• **GIVEN REQUEST**
Copy the lines of the listing word for word, starting at the line that contains "Patent image size: (829, 751)." and ending at the line that contains "The raised portion 245 is at (558, 398).", with both of those lines included.

• **RECORDS TO USE**
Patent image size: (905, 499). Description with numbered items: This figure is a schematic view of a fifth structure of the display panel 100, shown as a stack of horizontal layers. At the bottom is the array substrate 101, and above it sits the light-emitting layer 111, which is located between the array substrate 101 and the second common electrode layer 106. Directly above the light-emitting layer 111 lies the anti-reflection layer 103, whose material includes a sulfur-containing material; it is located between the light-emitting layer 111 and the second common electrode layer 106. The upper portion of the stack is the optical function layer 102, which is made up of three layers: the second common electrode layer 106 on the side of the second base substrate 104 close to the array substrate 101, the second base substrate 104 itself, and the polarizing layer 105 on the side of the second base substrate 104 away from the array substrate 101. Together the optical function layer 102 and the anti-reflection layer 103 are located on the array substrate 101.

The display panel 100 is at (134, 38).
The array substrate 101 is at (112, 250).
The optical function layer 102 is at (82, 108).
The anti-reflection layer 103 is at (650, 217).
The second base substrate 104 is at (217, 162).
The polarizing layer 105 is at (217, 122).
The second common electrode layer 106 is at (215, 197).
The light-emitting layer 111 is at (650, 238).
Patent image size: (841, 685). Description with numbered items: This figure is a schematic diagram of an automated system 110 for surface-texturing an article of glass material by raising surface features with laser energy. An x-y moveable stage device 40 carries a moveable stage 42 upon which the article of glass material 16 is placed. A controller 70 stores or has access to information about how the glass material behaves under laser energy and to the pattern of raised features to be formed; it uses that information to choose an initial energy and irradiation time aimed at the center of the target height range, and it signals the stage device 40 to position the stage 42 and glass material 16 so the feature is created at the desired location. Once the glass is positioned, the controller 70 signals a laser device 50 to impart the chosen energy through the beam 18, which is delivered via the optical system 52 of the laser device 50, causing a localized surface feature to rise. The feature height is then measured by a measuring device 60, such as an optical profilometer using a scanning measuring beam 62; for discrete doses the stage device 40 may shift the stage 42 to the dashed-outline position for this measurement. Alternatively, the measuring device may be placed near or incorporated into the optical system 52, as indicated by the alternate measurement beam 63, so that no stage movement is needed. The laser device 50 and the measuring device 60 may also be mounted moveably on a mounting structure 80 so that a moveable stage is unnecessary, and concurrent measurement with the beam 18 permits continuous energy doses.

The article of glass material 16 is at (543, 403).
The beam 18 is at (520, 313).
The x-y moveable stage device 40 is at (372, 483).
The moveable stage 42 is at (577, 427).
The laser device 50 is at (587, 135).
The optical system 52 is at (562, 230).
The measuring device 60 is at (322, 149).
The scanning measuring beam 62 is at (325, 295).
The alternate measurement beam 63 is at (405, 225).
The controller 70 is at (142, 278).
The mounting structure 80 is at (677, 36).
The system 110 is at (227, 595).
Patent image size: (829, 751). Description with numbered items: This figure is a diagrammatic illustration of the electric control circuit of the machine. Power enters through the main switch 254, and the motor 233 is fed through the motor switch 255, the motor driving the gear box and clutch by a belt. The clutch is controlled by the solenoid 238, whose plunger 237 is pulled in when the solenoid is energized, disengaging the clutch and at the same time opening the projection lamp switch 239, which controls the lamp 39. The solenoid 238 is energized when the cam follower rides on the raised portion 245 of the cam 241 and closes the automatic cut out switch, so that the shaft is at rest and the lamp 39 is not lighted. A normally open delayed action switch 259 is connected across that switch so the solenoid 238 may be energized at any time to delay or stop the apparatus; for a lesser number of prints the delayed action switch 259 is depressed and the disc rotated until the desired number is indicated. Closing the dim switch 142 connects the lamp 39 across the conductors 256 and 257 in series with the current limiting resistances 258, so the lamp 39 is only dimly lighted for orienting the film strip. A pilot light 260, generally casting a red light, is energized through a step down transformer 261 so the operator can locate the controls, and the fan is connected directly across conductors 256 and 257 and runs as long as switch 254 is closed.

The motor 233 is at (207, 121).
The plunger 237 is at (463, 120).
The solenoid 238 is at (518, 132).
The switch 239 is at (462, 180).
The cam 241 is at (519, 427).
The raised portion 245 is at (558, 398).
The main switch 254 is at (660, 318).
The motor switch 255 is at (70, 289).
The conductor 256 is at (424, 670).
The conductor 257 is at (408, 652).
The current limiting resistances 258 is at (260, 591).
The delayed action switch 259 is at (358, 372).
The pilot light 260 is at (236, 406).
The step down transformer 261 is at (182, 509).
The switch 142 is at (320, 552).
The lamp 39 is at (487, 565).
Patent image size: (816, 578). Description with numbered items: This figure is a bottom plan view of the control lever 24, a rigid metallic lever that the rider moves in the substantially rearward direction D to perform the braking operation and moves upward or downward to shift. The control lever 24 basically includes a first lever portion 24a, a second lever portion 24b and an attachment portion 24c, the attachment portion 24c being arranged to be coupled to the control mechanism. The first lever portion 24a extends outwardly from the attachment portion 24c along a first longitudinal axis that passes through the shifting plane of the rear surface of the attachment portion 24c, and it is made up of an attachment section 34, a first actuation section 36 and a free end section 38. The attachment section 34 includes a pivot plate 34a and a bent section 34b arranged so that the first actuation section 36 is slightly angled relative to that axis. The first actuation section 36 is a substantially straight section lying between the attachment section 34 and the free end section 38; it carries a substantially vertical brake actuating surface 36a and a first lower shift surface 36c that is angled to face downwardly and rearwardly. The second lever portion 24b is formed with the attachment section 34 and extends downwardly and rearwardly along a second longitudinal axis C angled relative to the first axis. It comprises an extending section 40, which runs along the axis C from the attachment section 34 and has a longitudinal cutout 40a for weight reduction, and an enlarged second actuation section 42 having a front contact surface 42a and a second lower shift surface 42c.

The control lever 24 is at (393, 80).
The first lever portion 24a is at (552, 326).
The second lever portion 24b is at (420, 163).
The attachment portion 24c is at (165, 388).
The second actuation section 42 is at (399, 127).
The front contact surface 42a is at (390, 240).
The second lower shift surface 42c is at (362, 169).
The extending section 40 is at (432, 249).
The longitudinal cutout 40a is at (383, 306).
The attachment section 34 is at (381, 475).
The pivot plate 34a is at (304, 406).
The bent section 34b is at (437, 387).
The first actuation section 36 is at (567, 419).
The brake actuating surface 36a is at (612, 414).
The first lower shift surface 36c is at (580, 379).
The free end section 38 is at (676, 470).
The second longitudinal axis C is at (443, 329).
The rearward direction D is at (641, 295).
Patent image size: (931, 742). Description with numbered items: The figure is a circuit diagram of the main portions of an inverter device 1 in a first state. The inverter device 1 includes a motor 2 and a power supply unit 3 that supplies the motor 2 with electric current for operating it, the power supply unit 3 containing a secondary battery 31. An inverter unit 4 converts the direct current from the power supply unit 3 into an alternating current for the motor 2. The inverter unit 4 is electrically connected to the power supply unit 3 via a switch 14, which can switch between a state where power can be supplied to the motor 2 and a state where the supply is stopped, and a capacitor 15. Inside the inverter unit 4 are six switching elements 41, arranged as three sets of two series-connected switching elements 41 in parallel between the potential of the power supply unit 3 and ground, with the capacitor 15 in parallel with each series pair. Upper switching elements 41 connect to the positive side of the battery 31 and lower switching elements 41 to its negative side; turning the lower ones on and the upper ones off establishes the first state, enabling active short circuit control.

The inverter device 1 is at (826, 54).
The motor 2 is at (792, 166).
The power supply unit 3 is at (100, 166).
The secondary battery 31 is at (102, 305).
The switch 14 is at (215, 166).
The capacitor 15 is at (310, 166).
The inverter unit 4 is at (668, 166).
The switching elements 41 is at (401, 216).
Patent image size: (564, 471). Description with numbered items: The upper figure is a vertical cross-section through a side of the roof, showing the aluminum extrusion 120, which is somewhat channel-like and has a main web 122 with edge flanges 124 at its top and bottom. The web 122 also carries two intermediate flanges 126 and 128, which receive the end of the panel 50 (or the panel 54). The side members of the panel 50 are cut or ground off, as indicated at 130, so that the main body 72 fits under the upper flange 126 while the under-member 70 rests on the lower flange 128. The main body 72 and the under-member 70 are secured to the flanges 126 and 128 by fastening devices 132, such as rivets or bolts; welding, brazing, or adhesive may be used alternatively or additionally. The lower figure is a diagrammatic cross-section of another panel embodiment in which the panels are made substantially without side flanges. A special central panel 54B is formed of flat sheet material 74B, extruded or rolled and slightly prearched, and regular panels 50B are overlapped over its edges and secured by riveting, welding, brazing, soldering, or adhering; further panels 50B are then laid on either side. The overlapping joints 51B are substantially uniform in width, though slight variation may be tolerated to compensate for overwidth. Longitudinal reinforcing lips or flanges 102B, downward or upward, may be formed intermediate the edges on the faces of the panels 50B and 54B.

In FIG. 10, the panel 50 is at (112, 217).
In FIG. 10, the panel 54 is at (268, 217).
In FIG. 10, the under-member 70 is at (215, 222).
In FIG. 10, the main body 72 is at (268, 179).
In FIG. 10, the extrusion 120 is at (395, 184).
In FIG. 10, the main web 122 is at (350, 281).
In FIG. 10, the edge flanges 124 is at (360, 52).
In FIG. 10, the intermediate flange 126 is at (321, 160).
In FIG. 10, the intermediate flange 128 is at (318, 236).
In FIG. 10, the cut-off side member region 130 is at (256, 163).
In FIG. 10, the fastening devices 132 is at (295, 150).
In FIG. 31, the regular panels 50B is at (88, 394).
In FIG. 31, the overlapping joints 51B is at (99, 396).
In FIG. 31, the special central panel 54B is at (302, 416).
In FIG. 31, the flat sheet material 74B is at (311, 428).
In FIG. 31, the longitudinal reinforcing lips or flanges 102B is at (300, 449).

• **ANSWER TO THIS TASK**
Patent image size: (829, 751). Description with numbered items: This figure is a diagrammatic illustration of the electric control circuit of the machine. Power enters through the main switch 254, and the motor 233 is fed through the motor switch 255, the motor driving the gear box and clutch by a belt. The clutch is controlled by the solenoid 238, whose plunger 237 is pulled in when the solenoid is energized, disengaging the clutch and at the same time opening the projection lamp switch 239, which controls the lamp 39. The solenoid 238 is energized when the cam follower rides on the raised portion 245 of the cam 241 and closes the automatic cut out switch, so that the shaft is at rest and the lamp 39 is not lighted. A normally open delayed action switch 259 is connected across that switch so the solenoid 238 may be energized at any time to delay or stop the apparatus; for a lesser number of prints the delayed action switch 259 is depressed and the disc rotated until the desired number is indicated. Closing the dim switch 142 connects the lamp 39 across the conductors 256 and 257 in series with the current limiting resistances 258, so the lamp 39 is only dimly lighted for orienting the film strip. A pilot light 260, generally casting a red light, is energized through a step down transformer 261 so the operator can locate the controls, and the fan is connected directly across conductors 256 and 257 and runs as long as switch 254 is closed.

The motor 233 is at (207, 121).
The plunger 237 is at (463, 120).
The solenoid 238 is at (518, 132).
The switch 239 is at (462, 180).
The cam 241 is at (519, 427).
The raised portion 245 is at (558, 398).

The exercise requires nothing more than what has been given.